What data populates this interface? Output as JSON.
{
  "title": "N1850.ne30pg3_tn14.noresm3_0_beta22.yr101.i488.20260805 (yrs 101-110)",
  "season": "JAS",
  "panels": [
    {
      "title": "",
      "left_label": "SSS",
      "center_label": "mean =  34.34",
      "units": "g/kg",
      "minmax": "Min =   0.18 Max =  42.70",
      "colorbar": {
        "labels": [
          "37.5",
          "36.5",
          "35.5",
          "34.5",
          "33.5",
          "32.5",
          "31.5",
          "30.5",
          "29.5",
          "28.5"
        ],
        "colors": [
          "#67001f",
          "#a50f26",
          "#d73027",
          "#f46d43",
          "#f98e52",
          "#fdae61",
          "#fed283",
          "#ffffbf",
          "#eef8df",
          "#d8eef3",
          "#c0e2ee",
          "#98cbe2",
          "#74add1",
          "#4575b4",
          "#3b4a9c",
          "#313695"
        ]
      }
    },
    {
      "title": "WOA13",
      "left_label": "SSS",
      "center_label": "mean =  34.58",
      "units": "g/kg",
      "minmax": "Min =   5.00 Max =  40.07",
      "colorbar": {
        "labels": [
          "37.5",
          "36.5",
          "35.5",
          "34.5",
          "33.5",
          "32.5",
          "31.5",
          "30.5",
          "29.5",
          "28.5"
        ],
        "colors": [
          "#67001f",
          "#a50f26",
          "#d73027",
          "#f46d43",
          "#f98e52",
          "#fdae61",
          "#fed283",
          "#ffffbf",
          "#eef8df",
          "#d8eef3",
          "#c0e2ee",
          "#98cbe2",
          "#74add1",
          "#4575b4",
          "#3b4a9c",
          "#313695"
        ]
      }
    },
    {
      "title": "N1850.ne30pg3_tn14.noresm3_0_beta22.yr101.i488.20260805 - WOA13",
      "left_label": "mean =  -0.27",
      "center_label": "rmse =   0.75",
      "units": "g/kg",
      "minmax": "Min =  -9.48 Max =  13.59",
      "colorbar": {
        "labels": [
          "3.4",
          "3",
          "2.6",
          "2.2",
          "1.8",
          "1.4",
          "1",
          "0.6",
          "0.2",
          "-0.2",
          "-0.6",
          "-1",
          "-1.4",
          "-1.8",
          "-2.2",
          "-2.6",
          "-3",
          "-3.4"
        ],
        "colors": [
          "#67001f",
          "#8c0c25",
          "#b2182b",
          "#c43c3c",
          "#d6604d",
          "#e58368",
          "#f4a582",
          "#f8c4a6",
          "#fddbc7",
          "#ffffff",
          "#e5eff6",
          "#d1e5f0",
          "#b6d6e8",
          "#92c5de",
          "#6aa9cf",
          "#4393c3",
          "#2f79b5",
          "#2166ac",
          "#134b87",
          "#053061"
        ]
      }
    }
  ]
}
———
■ **EXERCISE DETAILS**
Please reproduce every line of the material word for word.

■ **TASK RESPONSE**
What data populates this interface? Output as JSON.
{
  "title": "N1850.ne30pg3_tn14.noresm3_0_beta22.yr101.i488.20260805 (yrs 101-110)",
  "season": "JAS",
  "panels": [
    {
      "title": "",
      "left_label": "SSS",
      "center_label": "mean =  34.34",
      "units": "g/kg",
      "minmax": "Min =   0.18 Max =  42.70",
      "colorbar": {
        "labels": [
          "37.5",
          "36.5",
          "35.5",
          "34.5",
          "33.5",
          "32.5",
          "31.5",
          "30.5",
          "29.5",
          "28.5"
        ],
        "colors": [
          "#67001f",
          "#a50f26",
          "#d73027",
          "#f46d43",
          "#f98e52",
          "#fdae61",
          "#fed283",
          "#ffffbf",
          "#eef8df",
          "#d8eef3",
          "#c0e2ee",
          "#98cbe2",
          "#74add1",
          "#4575b4",
          "#3b4a9c",
          "#313695"
        ]
      }
    },
    {
      "title": "WOA13",
      "left_label": "SSS",
      "center_label": "mean =  34.58",
      "units": "g/kg",
      "minmax": "Min =   5.00 Max =  40.07",
      "colorbar": {
        "labels": [
          "37.5",
          "36.5",
          "35.5",
          "34.5",
          "33.5",
          "32.5",
          "31.5",
          "30.5",
          "29.5",
          "28.5"
        ],
        "colors": [
          "#67001f",
          "#a50f26",
          "#d73027",
          "#f46d43",
          "#f98e52",
          "#fdae61",
          "#fed283",
          "#ffffbf",
          "#eef8df",
          "#d8eef3",
          "#c0e2ee",
          "#98cbe2",
          "#74add1",
          "#4575b4",
          "#3b4a9c",
          "#313695"
        ]
      }
    },
    {
      "title": "N1850.ne30pg3_tn14.noresm3_0_beta22.yr101.i488.20260805 - WOA13",
      "left_label": "mean =  -0.27",
      "center_label": "rmse =   0.75",
      "units": "g/kg",
      "minmax": "Min =  -9.48 Max =  13.59",
      "colorbar": {
        "labels": [
          "3.4",
          "3",
          "2.6",
          "2.2",
          "1.8",
          "1.4",
          "1",
          "0.6",
          "0.2",
          "-0.2",
          "-0.6",
          "-1",
          "-1.4",
          "-1.8",
          "-2.2",
          "-2.6",
          "-3",
          "-3.4"
        ],
        "colors": [
          "#67001f",
          "#8c0c25",
          "#b2182b",
          "#c43c3c",
          "#d6604d",
          "#e58368",
          "#f4a582",
          "#f8c4a6",
          "#fddbc7",
          "#ffffff",
          "#e5eff6",
          "#d1e5f0",
          "#b6d6e8",
          "#92c5de",
          "#6aa9cf",
          "#4393c3",
          "#2f79b5",
          "#2166ac",
          "#134b87",
          "#053061"
        ]
      }
    }
  ]
}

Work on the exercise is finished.